Exercise prompt -
Copy the lines holding the word "virtual", all of them.
* Start *
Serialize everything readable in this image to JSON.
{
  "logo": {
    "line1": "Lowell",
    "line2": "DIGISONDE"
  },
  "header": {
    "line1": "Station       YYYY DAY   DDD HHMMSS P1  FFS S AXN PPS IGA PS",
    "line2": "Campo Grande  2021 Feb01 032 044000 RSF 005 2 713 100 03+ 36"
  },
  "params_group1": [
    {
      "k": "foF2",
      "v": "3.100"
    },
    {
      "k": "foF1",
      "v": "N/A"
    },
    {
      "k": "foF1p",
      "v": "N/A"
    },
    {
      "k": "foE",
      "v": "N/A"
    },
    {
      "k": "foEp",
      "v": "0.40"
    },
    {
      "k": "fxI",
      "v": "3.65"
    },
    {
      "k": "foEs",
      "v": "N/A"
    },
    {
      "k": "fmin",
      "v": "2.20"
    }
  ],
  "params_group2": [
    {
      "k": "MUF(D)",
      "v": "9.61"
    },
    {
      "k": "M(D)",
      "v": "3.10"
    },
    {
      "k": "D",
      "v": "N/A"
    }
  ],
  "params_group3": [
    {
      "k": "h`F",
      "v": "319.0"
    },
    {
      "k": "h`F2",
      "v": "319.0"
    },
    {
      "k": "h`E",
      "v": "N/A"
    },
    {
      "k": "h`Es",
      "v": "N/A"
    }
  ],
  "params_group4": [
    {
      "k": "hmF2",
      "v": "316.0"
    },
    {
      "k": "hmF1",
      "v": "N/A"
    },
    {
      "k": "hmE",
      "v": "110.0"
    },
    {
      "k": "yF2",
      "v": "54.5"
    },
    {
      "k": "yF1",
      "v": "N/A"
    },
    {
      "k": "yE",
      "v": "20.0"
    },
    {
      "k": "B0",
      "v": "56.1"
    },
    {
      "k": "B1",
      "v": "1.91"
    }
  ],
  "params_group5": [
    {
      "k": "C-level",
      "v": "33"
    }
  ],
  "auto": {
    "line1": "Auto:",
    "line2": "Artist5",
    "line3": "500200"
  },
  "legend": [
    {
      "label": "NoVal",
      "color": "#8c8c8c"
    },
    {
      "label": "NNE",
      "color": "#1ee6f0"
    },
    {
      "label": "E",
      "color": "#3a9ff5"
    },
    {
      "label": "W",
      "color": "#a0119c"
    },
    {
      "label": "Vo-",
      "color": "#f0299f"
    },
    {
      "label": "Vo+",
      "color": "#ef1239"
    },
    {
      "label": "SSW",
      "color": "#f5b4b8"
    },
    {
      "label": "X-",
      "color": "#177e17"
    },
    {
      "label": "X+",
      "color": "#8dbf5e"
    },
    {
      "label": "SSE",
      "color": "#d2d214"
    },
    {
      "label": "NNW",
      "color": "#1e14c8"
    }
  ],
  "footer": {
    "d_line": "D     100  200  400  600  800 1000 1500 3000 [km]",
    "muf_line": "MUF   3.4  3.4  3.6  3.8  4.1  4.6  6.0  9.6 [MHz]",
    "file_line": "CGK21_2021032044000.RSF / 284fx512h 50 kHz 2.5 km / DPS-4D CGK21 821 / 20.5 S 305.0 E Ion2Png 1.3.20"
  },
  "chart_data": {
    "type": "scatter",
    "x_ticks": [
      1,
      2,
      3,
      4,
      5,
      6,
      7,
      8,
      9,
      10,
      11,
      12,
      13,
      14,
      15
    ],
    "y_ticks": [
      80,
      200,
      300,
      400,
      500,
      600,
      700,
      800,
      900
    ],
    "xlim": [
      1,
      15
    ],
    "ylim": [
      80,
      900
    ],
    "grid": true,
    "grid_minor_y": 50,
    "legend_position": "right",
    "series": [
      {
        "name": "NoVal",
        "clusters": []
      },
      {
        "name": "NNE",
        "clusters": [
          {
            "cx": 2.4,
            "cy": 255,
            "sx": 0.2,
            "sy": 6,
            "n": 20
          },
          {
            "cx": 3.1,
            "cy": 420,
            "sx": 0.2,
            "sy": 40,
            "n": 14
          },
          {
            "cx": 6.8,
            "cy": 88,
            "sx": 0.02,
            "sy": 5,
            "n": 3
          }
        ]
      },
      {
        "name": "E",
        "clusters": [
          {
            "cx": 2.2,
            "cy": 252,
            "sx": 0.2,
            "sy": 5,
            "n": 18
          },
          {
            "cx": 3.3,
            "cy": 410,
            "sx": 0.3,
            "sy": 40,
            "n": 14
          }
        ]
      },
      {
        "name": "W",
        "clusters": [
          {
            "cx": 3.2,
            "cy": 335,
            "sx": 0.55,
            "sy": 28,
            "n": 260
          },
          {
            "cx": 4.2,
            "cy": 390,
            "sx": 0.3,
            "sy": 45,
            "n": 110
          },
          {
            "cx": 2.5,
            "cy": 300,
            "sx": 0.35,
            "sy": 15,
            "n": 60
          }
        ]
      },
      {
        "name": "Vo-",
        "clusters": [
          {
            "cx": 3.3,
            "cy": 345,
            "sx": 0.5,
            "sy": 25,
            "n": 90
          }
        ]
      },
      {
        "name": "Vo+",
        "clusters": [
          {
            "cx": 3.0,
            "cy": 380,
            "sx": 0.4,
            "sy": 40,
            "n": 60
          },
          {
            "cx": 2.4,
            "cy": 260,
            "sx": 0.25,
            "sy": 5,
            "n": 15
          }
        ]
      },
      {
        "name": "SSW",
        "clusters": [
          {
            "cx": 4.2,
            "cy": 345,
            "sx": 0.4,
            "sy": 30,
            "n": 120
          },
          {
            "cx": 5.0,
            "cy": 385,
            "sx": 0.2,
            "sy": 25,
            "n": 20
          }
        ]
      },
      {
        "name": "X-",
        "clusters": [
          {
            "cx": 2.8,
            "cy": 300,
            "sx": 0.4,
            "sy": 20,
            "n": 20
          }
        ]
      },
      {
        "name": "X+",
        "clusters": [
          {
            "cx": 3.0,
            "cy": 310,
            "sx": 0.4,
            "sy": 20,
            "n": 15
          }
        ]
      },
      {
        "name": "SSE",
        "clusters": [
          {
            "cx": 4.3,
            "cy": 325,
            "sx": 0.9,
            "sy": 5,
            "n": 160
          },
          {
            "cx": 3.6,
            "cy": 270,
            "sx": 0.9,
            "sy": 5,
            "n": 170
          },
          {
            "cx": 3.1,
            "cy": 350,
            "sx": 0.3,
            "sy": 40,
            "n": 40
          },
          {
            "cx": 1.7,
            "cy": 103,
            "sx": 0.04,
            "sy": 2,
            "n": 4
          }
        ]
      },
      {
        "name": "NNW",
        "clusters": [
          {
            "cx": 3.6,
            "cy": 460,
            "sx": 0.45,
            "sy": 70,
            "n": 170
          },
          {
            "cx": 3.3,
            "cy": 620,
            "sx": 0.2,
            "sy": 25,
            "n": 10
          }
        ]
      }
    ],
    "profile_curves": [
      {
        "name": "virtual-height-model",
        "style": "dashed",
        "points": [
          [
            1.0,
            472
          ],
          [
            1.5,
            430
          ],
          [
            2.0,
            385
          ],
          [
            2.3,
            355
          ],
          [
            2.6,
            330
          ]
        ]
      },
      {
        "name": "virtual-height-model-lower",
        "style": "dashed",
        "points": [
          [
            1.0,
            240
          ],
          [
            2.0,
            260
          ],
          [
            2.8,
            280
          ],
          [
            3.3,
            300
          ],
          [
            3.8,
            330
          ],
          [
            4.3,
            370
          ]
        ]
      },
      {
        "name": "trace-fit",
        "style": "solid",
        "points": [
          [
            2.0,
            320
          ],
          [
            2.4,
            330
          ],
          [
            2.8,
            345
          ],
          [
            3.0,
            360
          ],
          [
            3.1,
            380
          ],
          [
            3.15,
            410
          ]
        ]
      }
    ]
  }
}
* End *
Output below -
        "name": "virtual-height-model",
        "name": "virtual-height-model-lower",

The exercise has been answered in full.